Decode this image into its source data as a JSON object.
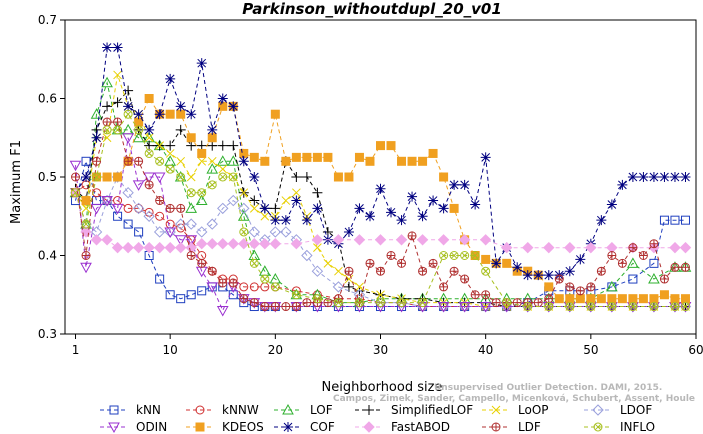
{
  "chart_data": {
    "type": "line",
    "title": "Parkinson_withoutdupl_20_v01",
    "xlabel": "Neighborhood size",
    "ylabel": "Maximum F1",
    "xlim": [
      0,
      60
    ],
    "ylim": [
      0.3,
      0.7
    ],
    "xticks": [
      1,
      10,
      20,
      30,
      40,
      50,
      60
    ],
    "yticks": [
      0.3,
      0.4,
      0.5,
      0.6,
      0.7
    ],
    "legend_position": "bottom",
    "watermark": [
      "Unsupervised Outlier Detection. DAMI, 2015.",
      "Campos, Zimek, Sander, Campello, Micenková, Schubert, Assent, Houle"
    ],
    "series": [
      {
        "name": "kNN",
        "color": "#1f3fbf",
        "marker": "square",
        "x": [
          1,
          2,
          3,
          4,
          5,
          6,
          7,
          8,
          9,
          10,
          11,
          12,
          13,
          14,
          15,
          16,
          17,
          18,
          19,
          20,
          22,
          24,
          26,
          28,
          30,
          32,
          34,
          36,
          38,
          40,
          42,
          44,
          46,
          48,
          50,
          52,
          54,
          56,
          57,
          58,
          59
        ],
        "y": [
          0.47,
          0.52,
          0.47,
          0.47,
          0.45,
          0.44,
          0.43,
          0.4,
          0.37,
          0.35,
          0.345,
          0.35,
          0.355,
          0.36,
          0.36,
          0.35,
          0.34,
          0.335,
          0.335,
          0.335,
          0.335,
          0.335,
          0.335,
          0.335,
          0.335,
          0.335,
          0.335,
          0.335,
          0.335,
          0.335,
          0.335,
          0.34,
          0.355,
          0.355,
          0.355,
          0.36,
          0.37,
          0.39,
          0.445,
          0.445,
          0.445
        ]
      },
      {
        "name": "kNNW",
        "color": "#d03030",
        "marker": "circle",
        "x": [
          1,
          2,
          3,
          4,
          5,
          6,
          7,
          8,
          9,
          10,
          11,
          12,
          13,
          14,
          15,
          16,
          17,
          18,
          19,
          20,
          22,
          24,
          26,
          28,
          30,
          32,
          34,
          36,
          38,
          40,
          42,
          44,
          46,
          48,
          50,
          52,
          54,
          56,
          58,
          59
        ],
        "y": [
          0.48,
          0.49,
          0.48,
          0.47,
          0.47,
          0.46,
          0.46,
          0.455,
          0.45,
          0.44,
          0.435,
          0.42,
          0.4,
          0.38,
          0.37,
          0.37,
          0.36,
          0.36,
          0.36,
          0.36,
          0.355,
          0.35,
          0.345,
          0.345,
          0.34,
          0.34,
          0.335,
          0.335,
          0.335,
          0.335,
          0.335,
          0.335,
          0.335,
          0.335,
          0.335,
          0.335,
          0.335,
          0.335,
          0.335,
          0.335
        ]
      },
      {
        "name": "LOF",
        "color": "#2fb02f",
        "marker": "triangle",
        "x": [
          1,
          2,
          3,
          4,
          5,
          6,
          7,
          8,
          9,
          10,
          11,
          12,
          13,
          14,
          15,
          16,
          17,
          18,
          19,
          20,
          22,
          24,
          26,
          28,
          30,
          32,
          34,
          36,
          38,
          40,
          42,
          44,
          46,
          48,
          50,
          52,
          54,
          56,
          58,
          59
        ],
        "y": [
          0.48,
          0.44,
          0.58,
          0.62,
          0.56,
          0.56,
          0.55,
          0.55,
          0.54,
          0.52,
          0.5,
          0.46,
          0.47,
          0.51,
          0.52,
          0.52,
          0.45,
          0.4,
          0.38,
          0.37,
          0.35,
          0.35,
          0.34,
          0.34,
          0.345,
          0.345,
          0.345,
          0.345,
          0.345,
          0.345,
          0.345,
          0.345,
          0.345,
          0.345,
          0.345,
          0.36,
          0.39,
          0.37,
          0.385,
          0.385
        ]
      },
      {
        "name": "SimplifiedLOF",
        "color": "#000000",
        "marker": "plus",
        "x": [
          1,
          2,
          3,
          4,
          5,
          6,
          7,
          8,
          9,
          10,
          11,
          12,
          13,
          14,
          15,
          16,
          17,
          18,
          19,
          20,
          21,
          22,
          23,
          24,
          25,
          26,
          27,
          28,
          30,
          32,
          34,
          36,
          38,
          40,
          42,
          44,
          46,
          48,
          50,
          52,
          54,
          56,
          58,
          59
        ],
        "y": [
          0.485,
          0.47,
          0.56,
          0.59,
          0.595,
          0.61,
          0.56,
          0.54,
          0.54,
          0.54,
          0.56,
          0.54,
          0.54,
          0.54,
          0.54,
          0.54,
          0.48,
          0.47,
          0.46,
          0.46,
          0.52,
          0.5,
          0.5,
          0.48,
          0.43,
          0.42,
          0.36,
          0.355,
          0.35,
          0.345,
          0.345,
          0.34,
          0.34,
          0.34,
          0.335,
          0.335,
          0.335,
          0.335,
          0.335,
          0.335,
          0.335,
          0.335,
          0.335,
          0.335
        ]
      },
      {
        "name": "LoOP",
        "color": "#e8d000",
        "marker": "cross",
        "x": [
          1,
          2,
          3,
          4,
          5,
          6,
          7,
          8,
          9,
          10,
          11,
          12,
          13,
          14,
          15,
          16,
          17,
          18,
          19,
          20,
          21,
          22,
          23,
          24,
          25,
          26,
          27,
          28,
          30,
          32,
          34,
          36,
          38,
          40,
          42,
          44,
          46,
          48,
          50,
          52,
          54,
          56,
          58,
          59
        ],
        "y": [
          0.48,
          0.46,
          0.55,
          0.55,
          0.63,
          0.59,
          0.58,
          0.55,
          0.54,
          0.53,
          0.52,
          0.5,
          0.52,
          0.52,
          0.51,
          0.5,
          0.48,
          0.46,
          0.45,
          0.45,
          0.47,
          0.48,
          0.45,
          0.41,
          0.39,
          0.38,
          0.37,
          0.36,
          0.35,
          0.345,
          0.34,
          0.34,
          0.34,
          0.335,
          0.335,
          0.335,
          0.335,
          0.335,
          0.335,
          0.335,
          0.335,
          0.335,
          0.335,
          0.335
        ]
      },
      {
        "name": "LDOF",
        "color": "#9aa0dc",
        "marker": "diamond",
        "x": [
          1,
          2,
          3,
          4,
          5,
          6,
          7,
          8,
          9,
          10,
          11,
          12,
          13,
          14,
          15,
          16,
          17,
          18,
          19,
          20,
          21,
          22,
          23,
          24,
          26,
          28,
          30,
          32,
          34,
          36,
          38,
          40,
          42,
          44,
          46,
          48,
          50,
          52,
          54,
          56,
          58,
          59
        ],
        "y": [
          0.48,
          0.44,
          0.43,
          0.47,
          0.5,
          0.48,
          0.46,
          0.45,
          0.43,
          0.43,
          0.44,
          0.44,
          0.43,
          0.44,
          0.46,
          0.47,
          0.46,
          0.43,
          0.42,
          0.43,
          0.43,
          0.42,
          0.4,
          0.38,
          0.36,
          0.35,
          0.34,
          0.34,
          0.335,
          0.335,
          0.335,
          0.335,
          0.335,
          0.335,
          0.335,
          0.335,
          0.335,
          0.335,
          0.335,
          0.335,
          0.335,
          0.335
        ]
      },
      {
        "name": "ODIN",
        "color": "#9a30d0",
        "marker": "triangle-down",
        "x": [
          1,
          2,
          3,
          4,
          5,
          6,
          7,
          8,
          9,
          10,
          11,
          12,
          13,
          14,
          15,
          16,
          17,
          18,
          19,
          20,
          22,
          24,
          26,
          28,
          30,
          32,
          34,
          36,
          38,
          40,
          42,
          44,
          46,
          48,
          50,
          52,
          54,
          56,
          58,
          59
        ],
        "y": [
          0.515,
          0.385,
          0.46,
          0.47,
          0.46,
          0.55,
          0.49,
          0.5,
          0.5,
          0.43,
          0.42,
          0.42,
          0.38,
          0.36,
          0.33,
          0.36,
          0.345,
          0.34,
          0.335,
          0.335,
          0.335,
          0.335,
          0.335,
          0.335,
          0.335,
          0.335,
          0.335,
          0.335,
          0.335,
          0.335,
          0.335,
          0.335,
          0.335,
          0.335,
          0.335,
          0.335,
          0.335,
          0.335,
          0.335,
          0.335
        ]
      },
      {
        "name": "KDEOS",
        "color": "#f0a020",
        "marker": "square-filled",
        "x": [
          1,
          2,
          3,
          4,
          5,
          6,
          7,
          8,
          9,
          10,
          11,
          12,
          13,
          14,
          15,
          16,
          17,
          18,
          19,
          20,
          21,
          22,
          23,
          24,
          25,
          26,
          27,
          28,
          29,
          30,
          31,
          32,
          33,
          34,
          35,
          36,
          37,
          38,
          39,
          40,
          41,
          42,
          43,
          44,
          45,
          46,
          47,
          48,
          49,
          50,
          51,
          52,
          53,
          54,
          55,
          56,
          57,
          58,
          59
        ],
        "y": [
          0.48,
          0.47,
          0.5,
          0.5,
          0.5,
          0.52,
          0.57,
          0.6,
          0.58,
          0.58,
          0.58,
          0.55,
          0.53,
          0.55,
          0.59,
          0.59,
          0.53,
          0.525,
          0.52,
          0.58,
          0.52,
          0.525,
          0.525,
          0.525,
          0.525,
          0.5,
          0.5,
          0.525,
          0.52,
          0.54,
          0.54,
          0.52,
          0.52,
          0.52,
          0.53,
          0.5,
          0.46,
          0.42,
          0.4,
          0.395,
          0.39,
          0.39,
          0.38,
          0.38,
          0.375,
          0.36,
          0.345,
          0.345,
          0.345,
          0.345,
          0.345,
          0.345,
          0.345,
          0.345,
          0.345,
          0.345,
          0.35,
          0.345,
          0.345
        ]
      },
      {
        "name": "COF",
        "color": "#000080",
        "marker": "star",
        "x": [
          1,
          2,
          3,
          4,
          5,
          6,
          7,
          8,
          9,
          10,
          11,
          12,
          13,
          14,
          15,
          16,
          17,
          18,
          19,
          20,
          21,
          22,
          23,
          24,
          25,
          26,
          27,
          28,
          29,
          30,
          31,
          32,
          33,
          34,
          35,
          36,
          37,
          38,
          39,
          40,
          41,
          42,
          43,
          44,
          45,
          46,
          47,
          48,
          49,
          50,
          51,
          52,
          53,
          54,
          55,
          56,
          57,
          58,
          59
        ],
        "y": [
          0.48,
          0.5,
          0.55,
          0.665,
          0.665,
          0.59,
          0.58,
          0.56,
          0.58,
          0.625,
          0.59,
          0.58,
          0.645,
          0.56,
          0.6,
          0.59,
          0.52,
          0.5,
          0.46,
          0.445,
          0.445,
          0.47,
          0.445,
          0.46,
          0.42,
          0.415,
          0.43,
          0.46,
          0.45,
          0.485,
          0.455,
          0.445,
          0.475,
          0.45,
          0.47,
          0.46,
          0.49,
          0.49,
          0.465,
          0.525,
          0.39,
          0.41,
          0.385,
          0.375,
          0.375,
          0.375,
          0.375,
          0.38,
          0.395,
          0.415,
          0.445,
          0.465,
          0.49,
          0.5,
          0.5,
          0.5,
          0.5,
          0.5,
          0.5
        ]
      },
      {
        "name": "FastABOD",
        "color": "#f0a8e8",
        "marker": "diamond-filled",
        "x": [
          1,
          2,
          3,
          4,
          5,
          6,
          7,
          8,
          9,
          10,
          11,
          12,
          13,
          14,
          15,
          16,
          17,
          18,
          19,
          20,
          22,
          24,
          26,
          28,
          30,
          32,
          34,
          36,
          38,
          40,
          42,
          44,
          46,
          48,
          50,
          52,
          54,
          56,
          58,
          59
        ],
        "y": [
          0.48,
          0.43,
          0.42,
          0.42,
          0.41,
          0.41,
          0.41,
          0.41,
          0.41,
          0.41,
          0.41,
          0.41,
          0.415,
          0.415,
          0.415,
          0.415,
          0.415,
          0.415,
          0.415,
          0.415,
          0.415,
          0.42,
          0.42,
          0.42,
          0.42,
          0.42,
          0.42,
          0.42,
          0.42,
          0.42,
          0.41,
          0.41,
          0.41,
          0.41,
          0.41,
          0.41,
          0.41,
          0.41,
          0.41,
          0.41
        ]
      },
      {
        "name": "LDF",
        "color": "#b03030",
        "marker": "circle-plus",
        "x": [
          1,
          2,
          3,
          4,
          5,
          6,
          7,
          8,
          9,
          10,
          11,
          12,
          13,
          14,
          15,
          16,
          17,
          18,
          19,
          20,
          21,
          22,
          23,
          24,
          25,
          26,
          27,
          28,
          29,
          30,
          31,
          32,
          33,
          34,
          35,
          36,
          37,
          38,
          39,
          40,
          41,
          42,
          43,
          44,
          45,
          46,
          47,
          48,
          49,
          50,
          51,
          52,
          53,
          54,
          55,
          56,
          57,
          58,
          59
        ],
        "y": [
          0.5,
          0.4,
          0.52,
          0.57,
          0.57,
          0.52,
          0.52,
          0.49,
          0.47,
          0.46,
          0.46,
          0.4,
          0.39,
          0.38,
          0.365,
          0.365,
          0.345,
          0.34,
          0.335,
          0.335,
          0.335,
          0.335,
          0.34,
          0.34,
          0.34,
          0.345,
          0.38,
          0.34,
          0.39,
          0.38,
          0.4,
          0.39,
          0.425,
          0.38,
          0.39,
          0.36,
          0.38,
          0.37,
          0.35,
          0.35,
          0.34,
          0.34,
          0.34,
          0.34,
          0.34,
          0.345,
          0.37,
          0.36,
          0.355,
          0.36,
          0.38,
          0.4,
          0.39,
          0.41,
          0.4,
          0.415,
          0.37,
          0.385,
          0.385
        ]
      },
      {
        "name": "INFLO",
        "color": "#a8c020",
        "marker": "circle-x",
        "x": [
          1,
          2,
          3,
          4,
          5,
          6,
          7,
          8,
          9,
          10,
          11,
          12,
          13,
          14,
          15,
          16,
          17,
          18,
          19,
          20,
          22,
          24,
          26,
          28,
          30,
          32,
          34,
          36,
          37,
          38,
          39,
          40,
          42,
          44,
          46,
          48,
          50,
          52,
          54,
          56,
          58,
          59
        ],
        "y": [
          0.48,
          0.44,
          0.5,
          0.56,
          0.56,
          0.58,
          0.56,
          0.53,
          0.52,
          0.51,
          0.5,
          0.48,
          0.48,
          0.49,
          0.5,
          0.5,
          0.43,
          0.39,
          0.37,
          0.36,
          0.35,
          0.345,
          0.34,
          0.34,
          0.34,
          0.34,
          0.34,
          0.4,
          0.4,
          0.4,
          0.4,
          0.38,
          0.34,
          0.335,
          0.335,
          0.335,
          0.335,
          0.335,
          0.335,
          0.335,
          0.335,
          0.335
        ]
      }
    ],
    "legend_layout": [
      [
        "kNN",
        "kNNW",
        "LOF",
        "SimplifiedLOF",
        "LoOP",
        "LDOF"
      ],
      [
        "ODIN",
        "KDEOS",
        "COF",
        "FastABOD",
        "LDF",
        "INFLO"
      ]
    ]
  }
}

## [To do]
Among the lines of the listing, how many hold the string "triangle"? Respond with only the number.

## [Problem solution]
2